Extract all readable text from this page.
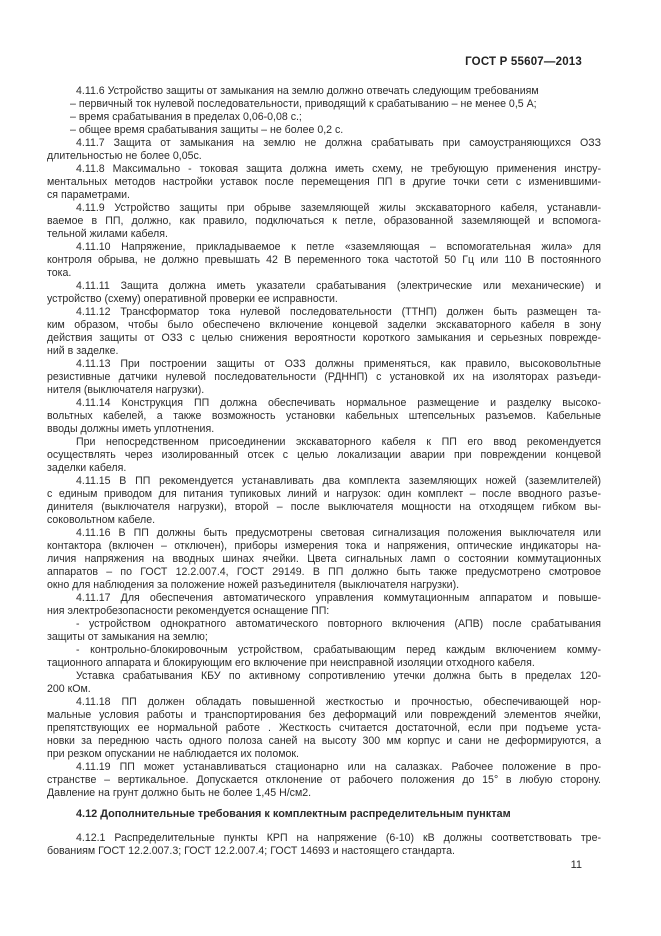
ГОСТ Р 55607—2013

4.11.6 Устройство защиты от замыкания на землю должно отвечать следующим требованиям

– первичный ток нулевой последовательности, приводящий к срабатыванию – не менее 0,5 А;

– время срабатывания в пределах 0,06-0,08 с.;

– общее время срабатывания защиты – не более 0,2 с.

4.11.7 Защита от замыкания на землю не должна срабатывать при самоустраняющихся ОЗЗ
длительностью не более 0,05с.

4.11.8 Максимально - токовая защита должна иметь схему, не требующую применения инстру-
ментальных методов настройки уставок после перемещения ПП в другие точки сети с изменившими-
ся параметрами.

4.11.9 Устройство защиты при обрыве заземляющей жилы экскаваторного кабеля, устанавли-
ваемое в ПП, должно, как правило, подключаться к петле, образованной заземляющей и вспомога-
тельной жилами кабеля.

4.11.10 Напряжение, прикладываемое к петле «заземляющая – вспомогательная жила» для
контроля обрыва, не должно превышать 42 В переменного тока частотой 50 Гц или 110 В постоянного
тока.

4.11.11 Защита должна иметь указатели срабатывания (электрические или механические) и
устройство (схему) оперативной проверки ее исправности.

4.11.12 Трансформатор тока нулевой последовательности (ТТНП) должен быть размещен та-
ким образом, чтобы было обеспечено включение концевой заделки экскаваторного кабеля в зону
действия защиты от ОЗЗ с целью снижения вероятности короткого замыкания и серьезных поврежде-
ний в заделке.

4.11.13 При построении защиты от ОЗЗ должны применяться, как правило, высоковольтные
резистивные датчики нулевой последовательности (РДННП) с установкой их на изоляторах разъеди-
нителя (выключателя нагрузки).

4.11.14 Конструкция ПП должна обеспечивать нормальное размещение и разделку высоко-
вольтных кабелей, а также возможность установки кабельных штепсельных разъемов. Кабельные
вводы должны иметь уплотнения.

При непосредственном присоединении экскаваторного кабеля к ПП его ввод рекомендуется
осуществлять через изолированный отсек с целью локализации аварии при повреждении концевой
заделки кабеля.

4.11.15 В ПП рекомендуется устанавливать два комплекта заземляющих ножей (заземлителей)
с единым приводом для питания тупиковых линий и нагрузок: один комплект – после вводного разъе-
динителя (выключателя нагрузки), второй – после выключателя мощности на отходящем гибком вы-
соковольтном кабеле.

4.11.16 В ПП должны быть предусмотрены световая сигнализация положения выключателя или
контактора (включен – отключен), приборы измерения тока и напряжения, оптические индикаторы на-
личия напряжения на вводных шинах ячейки. Цвета сигнальных ламп о состоянии коммутационных
аппаратов – по ГОСТ 12.2.007.4, ГОСТ 29149. В ПП должно быть также предусмотрено смотровое
окно для наблюдения за положение ножей разъединителя (выключателя нагрузки).

4.11.17 Для обеспечения автоматического управления коммутационным аппаратом и повыше-
ния электробезопасности рекомендуется оснащение ПП:

- устройством однократного автоматического повторного включения (АПВ) после срабатывания
защиты от замыкания на землю;

- контрольно-блокировочным устройством, срабатывающим перед каждым включением комму-
тационного аппарата и блокирующим его включение при неисправной изоляции отходного кабеля.

Уставка срабатывания КБУ по активному сопротивлению утечки должна быть в пределах 120-
200 кОм.

4.11.18 ПП должен обладать повышенной жесткостью и прочностью, обеспечивающей нор-
мальные условия работы и транспортирования без деформаций или повреждений элементов ячейки,
препятствующих ее нормальной работе . Жесткость считается достаточной, если при подъеме уста-
новки за переднюю часть одного полоза саней на высоту 300 мм корпус и сани не деформируются, а
при резком опускании не наблюдается их поломок.

4.11.19 ПП может устанавливаться стационарно или на салазках. Рабочее положение в про-
странстве – вертикальное. Допускается отклонение от рабочего положения до 15° в любую сторону.
Давление на грунт должно быть не более 1,45 Н/см2.

4.12 Дополнительные требования к комплектным распределительным пунктам

4.12.1 Распределительные пункты КРП на напряжение (6-10) кВ должны соответствовать тре-
бованиям ГОСТ 12.2.007.3; ГОСТ 12.2.007.4; ГОСТ 14693 и настоящего стандарта.

11
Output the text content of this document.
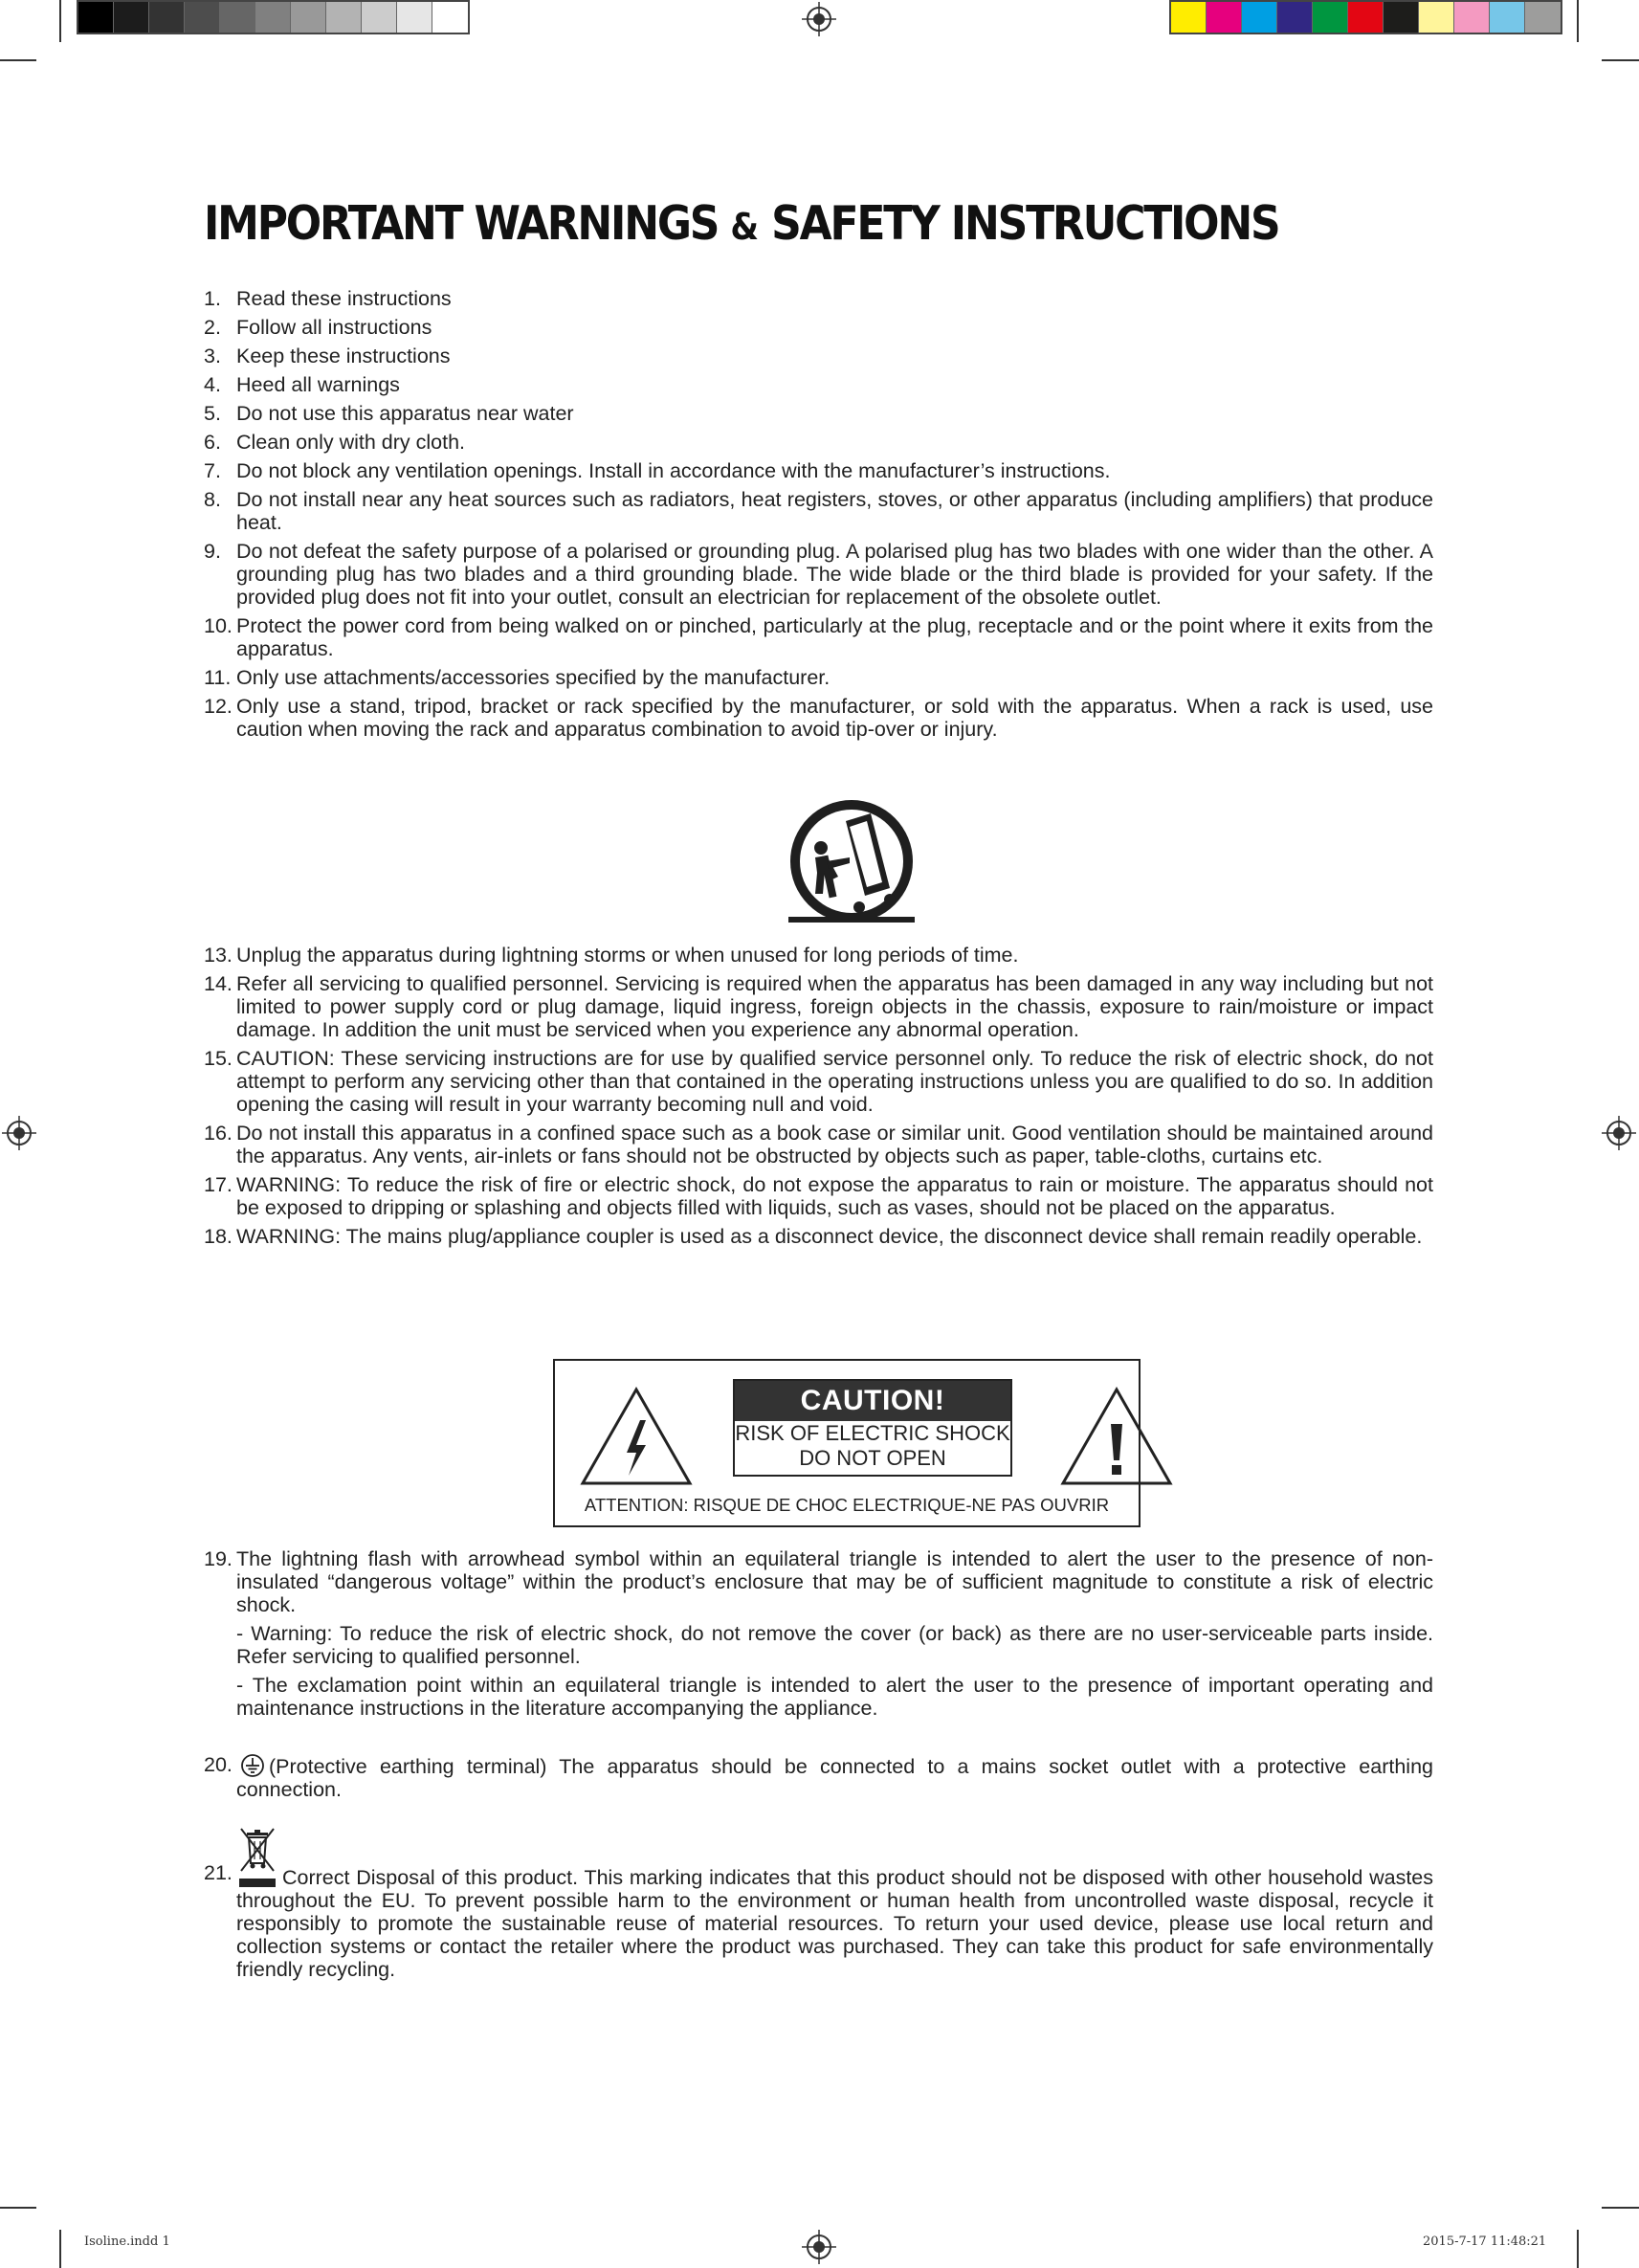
IMPORTANT WARNINGS & SAFETY INSTRUCTIONS
1. Read these instructions
2. Follow all instructions
3. Keep these instructions
4. Heed all warnings
5. Do not use this apparatus near water
6. Clean only with dry cloth.
7. Do not block any ventilation openings. Install in accordance with the manufacturer’s instructions.
8. Do not install near any heat sources such as radiators, heat registers, stoves, or other apparatus (including amplifiers) that produce heat.
9. Do not defeat the safety purpose of a polarised or grounding plug. A polarised plug has two blades with one wider than the other. A grounding plug has two blades and a third grounding blade. The wide blade or the third blade is provided for your safety. If the provided plug does not fit into your outlet, consult an electrician for replacement of the obsolete outlet.
10. Protect the power cord from being walked on or pinched, particularly at the plug, receptacle and or the point where it exits from the apparatus.
11. Only use attachments/accessories specified by the manufacturer.
12. Only use a stand, tripod, bracket or rack specified by the manufacturer, or sold with the apparatus. When a rack is used, use caution when moving the rack and apparatus combination to avoid tip-over or injury.
13. Unplug the apparatus during lightning storms or when unused for long periods of time.
14. Refer all servicing to qualified personnel. Servicing is required when the apparatus has been damaged in any way including but not limited to power supply cord or plug damage, liquid ingress, foreign objects in the chassis, exposure to rain/moisture or impact damage. In addition the unit must be serviced when you experience any abnormal operation.
15. CAUTION: These servicing instructions are for use by qualified service personnel only. To reduce the risk of electric shock, do not attempt to perform any servicing other than that contained in the operating instructions unless you are qualified to do so. In addition opening the casing will result in your warranty becoming null and void.
16. Do not install this apparatus in a confined space such as a book case or similar unit. Good ventilation should be maintained around the apparatus. Any vents, air-inlets or fans should not be obstructed by objects such as paper, table-cloths, curtains etc.
17. WARNING: To reduce the risk of fire or electric shock, do not expose the apparatus to rain or moisture. The apparatus should not be exposed to dripping or splashing and objects filled with liquids, such as vases, should not be placed on the apparatus.
18. WARNING: The mains plug/appliance coupler is used as a disconnect device, the disconnect device shall remain readily operable.
CAUTION!
RISK OF ELECTRIC SHOCK
DO NOT OPEN
ATTENTION: RISQUE DE CHOC ELECTRIQUE-NE PAS OUVRIR
19. The lightning flash with arrowhead symbol within an equilateral triangle is intended to alert the user to the presence of non-insulated “dangerous voltage” within the product’s enclosure that may be of sufficient magnitude to constitute a risk of electric shock.
- Warning: To reduce the risk of electric shock, do not remove the cover (or back) as there are no user-serviceable parts inside. Refer servicing to qualified personnel.
- The exclamation point within an equilateral triangle is intended to alert the user to the presence of important operating and maintenance instructions in the literature accompanying the appliance.
20.	(Protective earthing terminal) The apparatus should be connected to a mains socket outlet with a protective earthing connection.
21.	Correct Disposal of this product. This marking indicates that this product should not be disposed with other household wastes throughout the EU. To prevent possible harm to the environment or human health from uncontrolled waste disposal, recycle it responsibly to promote the sustainable reuse of material resources. To return your used device, please use local return and collection systems or contact the retailer where the product was purchased. They can take this product for safe environmentally friendly recycling.
Isoline.indd 1	2015-7-17 11:48:21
- - -
* **What the task asks**: Pictures are excluded; output everything else in the data verbatim.

* **Result for this task**:
Extract all readable text from this page.
ГОСТ Р 55607—2013

4.11.6 Устройство защиты от замыкания на землю должно отвечать следующим требованиям

– первичный ток нулевой последовательности, приводящий к срабатыванию – не менее 0,5 А;

– время срабатывания в пределах 0,06-0,08 с.;

– общее время срабатывания защиты – не более 0,2 с.

4.11.7 Защита от замыкания на землю не должна срабатывать при самоустраняющихся ОЗЗ
длительностью не более 0,05с.

4.11.8 Максимально - токовая защита должна иметь схему, не требующую применения инстру-
ментальных методов настройки уставок после перемещения ПП в другие точки сети с изменившими-
ся параметрами.

4.11.9 Устройство защиты при обрыве заземляющей жилы экскаваторного кабеля, устанавли-
ваемое в ПП, должно, как правило, подключаться к петле, образованной заземляющей и вспомога-
тельной жилами кабеля.

4.11.10 Напряжение, прикладываемое к петле «заземляющая – вспомогательная жила» для
контроля обрыва, не должно превышать 42 В переменного тока частотой 50 Гц или 110 В постоянного
тока.

4.11.11 Защита должна иметь указатели срабатывания (электрические или механические) и
устройство (схему) оперативной проверки ее исправности.

4.11.12 Трансформатор тока нулевой последовательности (ТТНП) должен быть размещен та-
ким образом, чтобы было обеспечено включение концевой заделки экскаваторного кабеля в зону
действия защиты от ОЗЗ с целью снижения вероятности короткого замыкания и серьезных поврежде-
ний в заделке.

4.11.13 При построении защиты от ОЗЗ должны применяться, как правило, высоковольтные
резистивные датчики нулевой последовательности (РДННП) с установкой их на изоляторах разъеди-
нителя (выключателя нагрузки).

4.11.14 Конструкция ПП должна обеспечивать нормальное размещение и разделку высоко-
вольтных кабелей, а также возможность установки кабельных штепсельных разъемов. Кабельные
вводы должны иметь уплотнения.

При непосредственном присоединении экскаваторного кабеля к ПП его ввод рекомендуется
осуществлять через изолированный отсек с целью локализации аварии при повреждении концевой
заделки кабеля.

4.11.15 В ПП рекомендуется устанавливать два комплекта заземляющих ножей (заземлителей)
с единым приводом для питания тупиковых линий и нагрузок: один комплект – после вводного разъе-
динителя (выключателя нагрузки), второй – после выключателя мощности на отходящем гибком вы-
соковольтном кабеле.

4.11.16 В ПП должны быть предусмотрены световая сигнализация положения выключателя или
контактора (включен – отключен), приборы измерения тока и напряжения, оптические индикаторы на-
личия напряжения на вводных шинах ячейки. Цвета сигнальных ламп о состоянии коммутационных
аппаратов – по ГОСТ 12.2.007.4, ГОСТ 29149. В ПП должно быть также предусмотрено смотровое
окно для наблюдения за положение ножей разъединителя (выключателя нагрузки).

4.11.17 Для обеспечения автоматического управления коммутационным аппаратом и повыше-
ния электробезопасности рекомендуется оснащение ПП:

- устройством однократного автоматического повторного включения (АПВ) после срабатывания
защиты от замыкания на землю;

- контрольно-блокировочным устройством, срабатывающим перед каждым включением комму-
тационного аппарата и блокирующим его включение при неисправной изоляции отходного кабеля.

Уставка срабатывания КБУ по активному сопротивлению утечки должна быть в пределах 120-
200 кОм.

4.11.18 ПП должен обладать повышенной жесткостью и прочностью, обеспечивающей нор-
мальные условия работы и транспортирования без деформаций или повреждений элементов ячейки,
препятствующих ее нормальной работе . Жесткость считается достаточной, если при подъеме уста-
новки за переднюю часть одного полоза саней на высоту 300 мм корпус и сани не деформируются, а
при резком опускании не наблюдается их поломок.

4.11.19 ПП может устанавливаться стационарно или на салазках. Рабочее положение в про-
странстве – вертикальное. Допускается отклонение от рабочего положения до 15° в любую сторону.
Давление на грунт должно быть не более 1,45 Н/см2.

4.12 Дополнительные требования к комплектным распределительным пунктам

4.12.1 Распределительные пункты КРП на напряжение (6-10) кВ должны соответствовать тре-
бованиям ГОСТ 12.2.007.3; ГОСТ 12.2.007.4; ГОСТ 14693 и настоящего стандарта.

11
Output the text content of this document.
IMPORTANT WARNINGS & SAFETY INSTRUCTIONS
1. Read these instructions
2. Follow all instructions
3. Keep these instructions
4. Heed all warnings
5. Do not use this apparatus near water
6. Clean only with dry cloth.
7. Do not block any ventilation openings. Install in accordance with the manufacturer’s instructions.
8. Do not install near any heat sources such as radiators, heat registers, stoves, or other apparatus (including amplifiers) that produce heat.
9. Do not defeat the safety purpose of a polarised or grounding plug. A polarised plug has two blades with one wider than the other. A grounding plug has two blades and a third grounding blade. The wide blade or the third blade is provided for your safety. If the provided plug does not fit into your outlet, consult an electrician for replacement of the obsolete outlet.
10. Protect the power cord from being walked on or pinched, particularly at the plug, receptacle and or the point where it exits from the apparatus.
11. Only use attachments/accessories specified by the manufacturer.
12. Only use a stand, tripod, bracket or rack specified by the manufacturer, or sold with the apparatus. When a rack is used, use caution when moving the rack and apparatus combination to avoid tip-over or injury.
13. Unplug the apparatus during lightning storms or when unused for long periods of time.
14. Refer all servicing to qualified personnel. Servicing is required when the apparatus has been damaged in any way including but not limited to power supply cord or plug damage, liquid ingress, foreign objects in the chassis, exposure to rain/moisture or impact damage. In addition the unit must be serviced when you experience any abnormal operation.
15. CAUTION: These servicing instructions are for use by qualified service personnel only. To reduce the risk of electric shock, do not attempt to perform any servicing other than that contained in the operating instructions unless you are qualified to do so. In addition opening the casing will result in your warranty becoming null and void.
16. Do not install this apparatus in a confined space such as a book case or similar unit. Good ventilation should be maintained around the apparatus. Any vents, air-inlets or fans should not be obstructed by objects such as paper, table-cloths, curtains etc.
17. WARNING: To reduce the risk of fire or electric shock, do not expose the apparatus to rain or moisture. The apparatus should not be exposed to dripping or splashing and objects filled with liquids, such as vases, should not be placed on the apparatus.
18. WARNING: The mains plug/appliance coupler is used as a disconnect device, the disconnect device shall remain readily operable.
CAUTION!
RISK OF ELECTRIC SHOCK
DO NOT OPEN
ATTENTION: RISQUE DE CHOC ELECTRIQUE-NE PAS OUVRIR
19. The lightning flash with arrowhead symbol within an equilateral triangle is intended to alert the user to the presence of non-insulated “dangerous voltage” within the product’s enclosure that may be of sufficient magnitude to constitute a risk of electric shock.
- Warning: To reduce the risk of electric shock, do not remove the cover (or back) as there are no user-serviceable parts inside. Refer servicing to qualified personnel.
- The exclamation point within an equilateral triangle is intended to alert the user to the presence of important operating and maintenance instructions in the literature accompanying the appliance.
20.	(Protective earthing terminal) The apparatus should be connected to a mains socket outlet with a protective earthing connection.
21.	Correct Disposal of this product. This marking indicates that this product should not be disposed with other household wastes throughout the EU. To prevent possible harm to the environment or human health from uncontrolled waste disposal, recycle it responsibly to promote the sustainable reuse of material resources. To return your used device, please use local return and collection systems or contact the retailer where the product was purchased. They can take this product for safe environmentally friendly recycling.
Isoline.indd 1	2015-7-17 11:48:21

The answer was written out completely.